= Required work =
Rewrite the part of the material that opens with the line containing "add-app-link[interactable]: 新添附加应用程序 xyxy=(415,392,519,411)" and closes with the line containing "dialog-title: 方案 xyxy=(128,209,155,224)", replacing "Default" with "Production" and leaving everything else unchanged.

= = =

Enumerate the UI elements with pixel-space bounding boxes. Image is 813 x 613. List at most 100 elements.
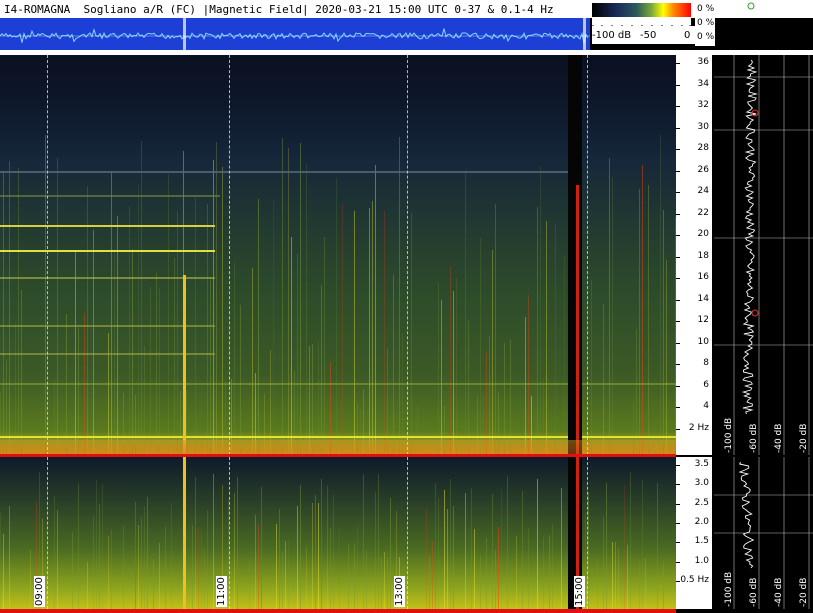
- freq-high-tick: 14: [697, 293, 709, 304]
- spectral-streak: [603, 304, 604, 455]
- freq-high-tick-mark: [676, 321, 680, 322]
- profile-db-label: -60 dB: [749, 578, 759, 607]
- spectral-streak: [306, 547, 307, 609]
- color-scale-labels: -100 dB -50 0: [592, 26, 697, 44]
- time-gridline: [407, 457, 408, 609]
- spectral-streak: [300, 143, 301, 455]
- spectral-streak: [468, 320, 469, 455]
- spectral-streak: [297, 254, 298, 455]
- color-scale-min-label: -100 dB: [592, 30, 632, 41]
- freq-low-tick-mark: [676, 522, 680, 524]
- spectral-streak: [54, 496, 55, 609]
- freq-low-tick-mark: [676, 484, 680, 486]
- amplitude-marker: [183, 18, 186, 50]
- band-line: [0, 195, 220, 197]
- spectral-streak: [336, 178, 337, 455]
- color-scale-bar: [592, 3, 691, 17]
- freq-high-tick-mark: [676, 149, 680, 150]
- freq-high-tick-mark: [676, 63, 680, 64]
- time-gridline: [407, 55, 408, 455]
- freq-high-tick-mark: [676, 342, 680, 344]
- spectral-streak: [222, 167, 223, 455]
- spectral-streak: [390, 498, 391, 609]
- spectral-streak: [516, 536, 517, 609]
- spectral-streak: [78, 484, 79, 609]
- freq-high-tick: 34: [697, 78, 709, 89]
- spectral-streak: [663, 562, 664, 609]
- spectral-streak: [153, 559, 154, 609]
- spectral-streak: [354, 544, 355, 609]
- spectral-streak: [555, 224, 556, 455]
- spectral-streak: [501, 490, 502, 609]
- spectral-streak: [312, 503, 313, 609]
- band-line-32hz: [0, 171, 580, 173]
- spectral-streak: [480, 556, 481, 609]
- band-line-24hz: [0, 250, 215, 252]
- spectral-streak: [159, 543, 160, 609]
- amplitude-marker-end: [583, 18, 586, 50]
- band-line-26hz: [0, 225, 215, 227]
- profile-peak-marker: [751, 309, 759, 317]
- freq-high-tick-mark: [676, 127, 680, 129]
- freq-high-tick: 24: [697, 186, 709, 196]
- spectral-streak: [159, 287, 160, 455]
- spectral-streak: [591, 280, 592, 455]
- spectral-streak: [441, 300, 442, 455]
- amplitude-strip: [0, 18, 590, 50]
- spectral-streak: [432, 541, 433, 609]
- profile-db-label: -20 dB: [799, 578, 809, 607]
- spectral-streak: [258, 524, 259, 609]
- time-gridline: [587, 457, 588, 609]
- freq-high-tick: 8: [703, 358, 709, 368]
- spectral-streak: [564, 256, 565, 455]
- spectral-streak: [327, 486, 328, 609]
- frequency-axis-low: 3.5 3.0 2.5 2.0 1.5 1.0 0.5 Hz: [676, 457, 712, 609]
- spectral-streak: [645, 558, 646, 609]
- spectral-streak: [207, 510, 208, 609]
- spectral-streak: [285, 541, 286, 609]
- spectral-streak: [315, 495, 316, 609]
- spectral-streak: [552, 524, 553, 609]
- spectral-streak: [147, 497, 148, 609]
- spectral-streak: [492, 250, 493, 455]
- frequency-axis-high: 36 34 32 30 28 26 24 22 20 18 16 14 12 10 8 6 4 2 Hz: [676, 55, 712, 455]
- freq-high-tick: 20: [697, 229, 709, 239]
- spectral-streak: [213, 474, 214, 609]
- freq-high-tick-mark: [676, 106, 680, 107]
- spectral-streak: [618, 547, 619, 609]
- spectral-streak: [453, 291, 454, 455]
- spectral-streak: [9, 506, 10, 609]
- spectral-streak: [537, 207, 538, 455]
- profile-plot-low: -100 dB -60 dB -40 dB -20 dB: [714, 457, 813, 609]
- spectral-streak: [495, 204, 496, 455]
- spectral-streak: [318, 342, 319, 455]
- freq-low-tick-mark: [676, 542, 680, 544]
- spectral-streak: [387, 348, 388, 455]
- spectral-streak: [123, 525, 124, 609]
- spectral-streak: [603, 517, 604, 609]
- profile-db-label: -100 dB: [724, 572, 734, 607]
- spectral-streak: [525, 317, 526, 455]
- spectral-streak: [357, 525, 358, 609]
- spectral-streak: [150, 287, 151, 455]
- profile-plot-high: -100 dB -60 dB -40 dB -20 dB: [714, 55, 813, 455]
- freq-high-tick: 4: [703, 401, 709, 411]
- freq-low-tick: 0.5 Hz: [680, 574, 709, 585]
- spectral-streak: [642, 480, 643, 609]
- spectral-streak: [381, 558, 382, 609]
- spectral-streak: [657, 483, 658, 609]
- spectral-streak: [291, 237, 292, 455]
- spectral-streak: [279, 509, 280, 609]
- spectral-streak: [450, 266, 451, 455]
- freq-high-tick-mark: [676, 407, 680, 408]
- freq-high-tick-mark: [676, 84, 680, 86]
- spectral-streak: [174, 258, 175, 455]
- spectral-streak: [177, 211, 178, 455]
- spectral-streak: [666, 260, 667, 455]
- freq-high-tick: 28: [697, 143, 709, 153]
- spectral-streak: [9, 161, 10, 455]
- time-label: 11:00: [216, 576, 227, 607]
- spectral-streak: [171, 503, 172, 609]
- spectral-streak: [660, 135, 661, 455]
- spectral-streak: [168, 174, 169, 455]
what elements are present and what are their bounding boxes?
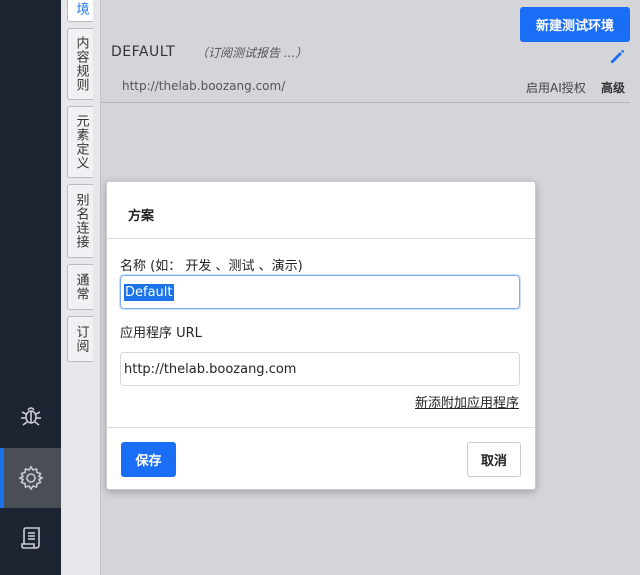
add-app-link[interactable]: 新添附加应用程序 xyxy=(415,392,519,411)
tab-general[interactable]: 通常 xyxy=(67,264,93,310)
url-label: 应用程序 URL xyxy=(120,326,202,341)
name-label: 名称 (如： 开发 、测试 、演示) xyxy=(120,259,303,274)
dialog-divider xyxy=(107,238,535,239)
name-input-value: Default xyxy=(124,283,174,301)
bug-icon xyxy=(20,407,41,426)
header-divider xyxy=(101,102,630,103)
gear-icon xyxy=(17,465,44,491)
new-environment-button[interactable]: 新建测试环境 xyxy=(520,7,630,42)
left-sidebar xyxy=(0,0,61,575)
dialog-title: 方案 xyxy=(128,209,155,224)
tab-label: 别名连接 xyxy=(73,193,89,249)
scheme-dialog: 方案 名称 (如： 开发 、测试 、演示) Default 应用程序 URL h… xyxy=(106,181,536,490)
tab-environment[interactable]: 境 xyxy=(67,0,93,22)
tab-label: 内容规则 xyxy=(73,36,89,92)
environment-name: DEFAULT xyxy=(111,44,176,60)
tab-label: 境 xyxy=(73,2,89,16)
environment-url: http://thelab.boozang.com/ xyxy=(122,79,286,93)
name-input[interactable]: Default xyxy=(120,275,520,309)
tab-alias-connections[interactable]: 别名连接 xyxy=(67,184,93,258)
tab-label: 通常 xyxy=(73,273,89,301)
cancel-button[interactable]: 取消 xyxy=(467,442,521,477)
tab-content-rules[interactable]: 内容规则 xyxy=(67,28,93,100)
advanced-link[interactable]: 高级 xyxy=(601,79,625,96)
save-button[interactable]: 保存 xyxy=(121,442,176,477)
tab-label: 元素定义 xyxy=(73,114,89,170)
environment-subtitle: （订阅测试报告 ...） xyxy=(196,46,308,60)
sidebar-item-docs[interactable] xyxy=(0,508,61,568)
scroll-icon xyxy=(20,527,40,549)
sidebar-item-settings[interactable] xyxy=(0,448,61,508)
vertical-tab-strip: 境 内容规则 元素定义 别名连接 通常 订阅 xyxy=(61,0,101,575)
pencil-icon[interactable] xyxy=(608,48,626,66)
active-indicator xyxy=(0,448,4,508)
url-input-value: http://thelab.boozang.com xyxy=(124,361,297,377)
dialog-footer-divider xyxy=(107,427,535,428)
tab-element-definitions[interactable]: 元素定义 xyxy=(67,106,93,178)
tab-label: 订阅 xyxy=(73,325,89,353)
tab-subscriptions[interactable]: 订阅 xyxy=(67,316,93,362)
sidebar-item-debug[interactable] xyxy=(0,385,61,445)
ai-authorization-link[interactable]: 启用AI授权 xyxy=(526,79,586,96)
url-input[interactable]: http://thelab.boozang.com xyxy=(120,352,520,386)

= = =

= Solved exercise =
add-app-link[interactable]: 新添附加应用程序 xyxy=(415,392,519,411)
tab-general[interactable]: 通常 xyxy=(67,264,93,310)
url-label: 应用程序 URL xyxy=(120,326,202,341)
name-label: 名称 (如： 开发 、测试 、演示) xyxy=(120,259,303,274)
dialog-divider xyxy=(107,238,535,239)
name-input-value: Production xyxy=(124,283,174,301)
bug-icon xyxy=(20,407,41,426)
header-divider xyxy=(101,102,630,103)
gear-icon xyxy=(17,465,44,491)
new-environment-button[interactable]: 新建测试环境 xyxy=(520,7,630,42)
left-sidebar xyxy=(0,0,61,575)
dialog-title: 方案 xyxy=(128,209,155,224)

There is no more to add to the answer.